Prompt: Repeat, line for line, the entries printed below.

------ Data for this task ------

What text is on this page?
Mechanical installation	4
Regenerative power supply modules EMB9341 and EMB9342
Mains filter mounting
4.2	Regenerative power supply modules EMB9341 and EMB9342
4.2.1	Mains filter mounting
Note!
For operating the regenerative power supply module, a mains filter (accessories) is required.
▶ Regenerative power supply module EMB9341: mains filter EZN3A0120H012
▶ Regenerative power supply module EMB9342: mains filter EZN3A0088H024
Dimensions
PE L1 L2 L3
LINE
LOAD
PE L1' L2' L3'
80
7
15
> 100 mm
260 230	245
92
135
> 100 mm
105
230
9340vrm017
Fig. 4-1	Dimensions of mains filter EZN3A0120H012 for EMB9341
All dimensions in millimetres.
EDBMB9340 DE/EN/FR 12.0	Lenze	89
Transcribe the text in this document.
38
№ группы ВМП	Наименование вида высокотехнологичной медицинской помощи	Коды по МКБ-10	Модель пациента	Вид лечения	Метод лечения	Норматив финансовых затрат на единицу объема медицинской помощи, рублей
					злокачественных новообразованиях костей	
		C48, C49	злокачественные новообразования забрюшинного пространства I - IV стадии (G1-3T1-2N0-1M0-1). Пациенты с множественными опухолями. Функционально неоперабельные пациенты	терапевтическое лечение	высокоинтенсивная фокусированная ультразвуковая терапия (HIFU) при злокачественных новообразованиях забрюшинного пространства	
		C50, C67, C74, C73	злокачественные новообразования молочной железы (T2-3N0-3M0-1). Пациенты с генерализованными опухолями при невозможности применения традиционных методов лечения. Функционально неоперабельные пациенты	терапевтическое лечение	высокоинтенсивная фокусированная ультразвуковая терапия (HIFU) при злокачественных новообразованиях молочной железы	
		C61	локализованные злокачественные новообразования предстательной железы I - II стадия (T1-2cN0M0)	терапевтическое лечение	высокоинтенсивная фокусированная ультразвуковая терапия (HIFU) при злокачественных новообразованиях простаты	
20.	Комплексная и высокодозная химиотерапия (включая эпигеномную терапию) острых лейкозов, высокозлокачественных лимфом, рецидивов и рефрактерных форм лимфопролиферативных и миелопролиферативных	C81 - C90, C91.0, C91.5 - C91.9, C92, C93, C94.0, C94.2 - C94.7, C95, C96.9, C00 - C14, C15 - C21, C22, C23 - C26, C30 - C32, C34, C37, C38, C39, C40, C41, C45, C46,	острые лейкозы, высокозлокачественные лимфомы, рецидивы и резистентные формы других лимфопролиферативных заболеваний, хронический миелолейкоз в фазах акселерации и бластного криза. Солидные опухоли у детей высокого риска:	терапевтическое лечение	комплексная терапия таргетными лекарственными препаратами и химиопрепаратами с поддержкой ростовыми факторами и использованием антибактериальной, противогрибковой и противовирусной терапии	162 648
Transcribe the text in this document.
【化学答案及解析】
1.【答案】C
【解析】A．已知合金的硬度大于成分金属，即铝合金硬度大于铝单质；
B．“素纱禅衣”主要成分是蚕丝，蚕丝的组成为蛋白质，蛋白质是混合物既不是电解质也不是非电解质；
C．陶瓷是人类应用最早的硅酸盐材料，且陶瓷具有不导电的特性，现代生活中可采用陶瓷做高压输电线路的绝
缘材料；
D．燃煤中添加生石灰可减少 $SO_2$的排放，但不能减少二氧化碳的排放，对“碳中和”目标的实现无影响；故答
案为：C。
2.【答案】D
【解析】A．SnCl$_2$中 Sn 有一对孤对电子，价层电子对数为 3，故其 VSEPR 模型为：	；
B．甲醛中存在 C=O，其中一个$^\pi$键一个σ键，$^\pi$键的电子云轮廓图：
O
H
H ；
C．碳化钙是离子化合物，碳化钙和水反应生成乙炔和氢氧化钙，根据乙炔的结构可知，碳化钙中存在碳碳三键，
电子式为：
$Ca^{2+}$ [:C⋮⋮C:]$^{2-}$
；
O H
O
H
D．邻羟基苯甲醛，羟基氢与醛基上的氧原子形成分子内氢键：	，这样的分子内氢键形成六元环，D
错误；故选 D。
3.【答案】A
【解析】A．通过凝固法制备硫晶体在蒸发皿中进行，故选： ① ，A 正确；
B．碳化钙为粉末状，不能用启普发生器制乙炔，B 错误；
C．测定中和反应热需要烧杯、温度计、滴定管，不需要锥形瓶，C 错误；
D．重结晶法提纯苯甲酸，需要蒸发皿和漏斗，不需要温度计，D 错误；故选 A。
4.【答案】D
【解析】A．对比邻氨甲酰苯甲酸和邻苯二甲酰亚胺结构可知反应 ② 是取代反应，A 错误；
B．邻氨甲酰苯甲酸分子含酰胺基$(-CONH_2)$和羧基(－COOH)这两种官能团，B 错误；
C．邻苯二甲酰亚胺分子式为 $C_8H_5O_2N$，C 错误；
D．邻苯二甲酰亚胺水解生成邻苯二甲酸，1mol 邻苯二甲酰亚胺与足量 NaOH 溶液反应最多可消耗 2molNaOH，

------

Final result:
What text is on this page?
Mechanical installation	4
Regenerative power supply modules EMB9341 and EMB9342
Mains filter mounting
4.2	Regenerative power supply modules EMB9341 and EMB9342
4.2.1	Mains filter mounting
Note!
For operating the regenerative power supply module, a mains filter (accessories) is required.
▶ Regenerative power supply module EMB9341: mains filter EZN3A0120H012
▶ Regenerative power supply module EMB9342: mains filter EZN3A0088H024
Dimensions
PE L1 L2 L3
LINE
LOAD
PE L1' L2' L3'
80
7
15
> 100 mm
260 230	245
92
135
> 100 mm
105
230
9340vrm017
Fig. 4-1	Dimensions of mains filter EZN3A0120H012 for EMB9341
All dimensions in millimetres.
EDBMB9340 DE/EN/FR 12.0	Lenze	89
Transcribe the text in this document.
38
№ группы ВМП	Наименование вида высокотехнологичной медицинской помощи	Коды по МКБ-10	Модель пациента	Вид лечения	Метод лечения	Норматив финансовых затрат на единицу объема медицинской помощи, рублей
					злокачественных новообразованиях костей	
		C48, C49	злокачественные новообразования забрюшинного пространства I - IV стадии (G1-3T1-2N0-1M0-1). Пациенты с множественными опухолями. Функционально неоперабельные пациенты	терапевтическое лечение	высокоинтенсивная фокусированная ультразвуковая терапия (HIFU) при злокачественных новообразованиях забрюшинного пространства	
		C50, C67, C74, C73	злокачественные новообразования молочной железы (T2-3N0-3M0-1). Пациенты с генерализованными опухолями при невозможности применения традиционных методов лечения. Функционально неоперабельные пациенты	терапевтическое лечение	высокоинтенсивная фокусированная ультразвуковая терапия (HIFU) при злокачественных новообразованиях молочной железы	
		C61	локализованные злокачественные новообразования предстательной железы I - II стадия (T1-2cN0M0)	терапевтическое лечение	высокоинтенсивная фокусированная ультразвуковая терапия (HIFU) при злокачественных новообразованиях простаты	
20.	Комплексная и высокодозная химиотерапия (включая эпигеномную терапию) острых лейкозов, высокозлокачественных лимфом, рецидивов и рефрактерных форм лимфопролиферативных и миелопролиферативных	C81 - C90, C91.0, C91.5 - C91.9, C92, C93, C94.0, C94.2 - C94.7, C95, C96.9, C00 - C14, C15 - C21, C22, C23 - C26, C30 - C32, C34, C37, C38, C39, C40, C41, C45, C46,	острые лейкозы, высокозлокачественные лимфомы, рецидивы и резистентные формы других лимфопролиферативных заболеваний, хронический миелолейкоз в фазах акселерации и бластного криза. Солидные опухоли у детей высокого риска:	терапевтическое лечение	комплексная терапия таргетными лекарственными препаратами и химиопрепаратами с поддержкой ростовыми факторами и использованием антибактериальной, противогрибковой и противовирусной терапии	162 648
Transcribe the text in this document.
【化学答案及解析】
1.【答案】C
【解析】A．已知合金的硬度大于成分金属，即铝合金硬度大于铝单质；
B．“素纱禅衣”主要成分是蚕丝，蚕丝的组成为蛋白质，蛋白质是混合物既不是电解质也不是非电解质；
C．陶瓷是人类应用最早的硅酸盐材料，且陶瓷具有不导电的特性，现代生活中可采用陶瓷做高压输电线路的绝
缘材料；
D．燃煤中添加生石灰可减少 $SO_2$的排放，但不能减少二氧化碳的排放，对“碳中和”目标的实现无影响；故答
案为：C。
2.【答案】D
【解析】A．SnCl$_2$中 Sn 有一对孤对电子，价层电子对数为 3，故其 VSEPR 模型为：	；
B．甲醛中存在 C=O，其中一个$^\pi$键一个σ键，$^\pi$键的电子云轮廓图：
O
H
H ；
C．碳化钙是离子化合物，碳化钙和水反应生成乙炔和氢氧化钙，根据乙炔的结构可知，碳化钙中存在碳碳三键，
电子式为：
$Ca^{2+}$ [:C⋮⋮C:]$^{2-}$
；
O H
O
H
D．邻羟基苯甲醛，羟基氢与醛基上的氧原子形成分子内氢键：	，这样的分子内氢键形成六元环，D
错误；故选 D。
3.【答案】A
【解析】A．通过凝固法制备硫晶体在蒸发皿中进行，故选： ① ，A 正确；
B．碳化钙为粉末状，不能用启普发生器制乙炔，B 错误；
C．测定中和反应热需要烧杯、温度计、滴定管，不需要锥形瓶，C 错误；
D．重结晶法提纯苯甲酸，需要蒸发皿和漏斗，不需要温度计，D 错误；故选 A。
4.【答案】D
【解析】A．对比邻氨甲酰苯甲酸和邻苯二甲酰亚胺结构可知反应 ② 是取代反应，A 错误；
B．邻氨甲酰苯甲酸分子含酰胺基$(-CONH_2)$和羧基(－COOH)这两种官能团，B 错误；
C．邻苯二甲酰亚胺分子式为 $C_8H_5O_2N$，C 错误；
D．邻苯二甲酰亚胺水解生成邻苯二甲酸，1mol 邻苯二甲酰亚胺与足量 NaOH 溶液反应最多可消耗 2molNaOH，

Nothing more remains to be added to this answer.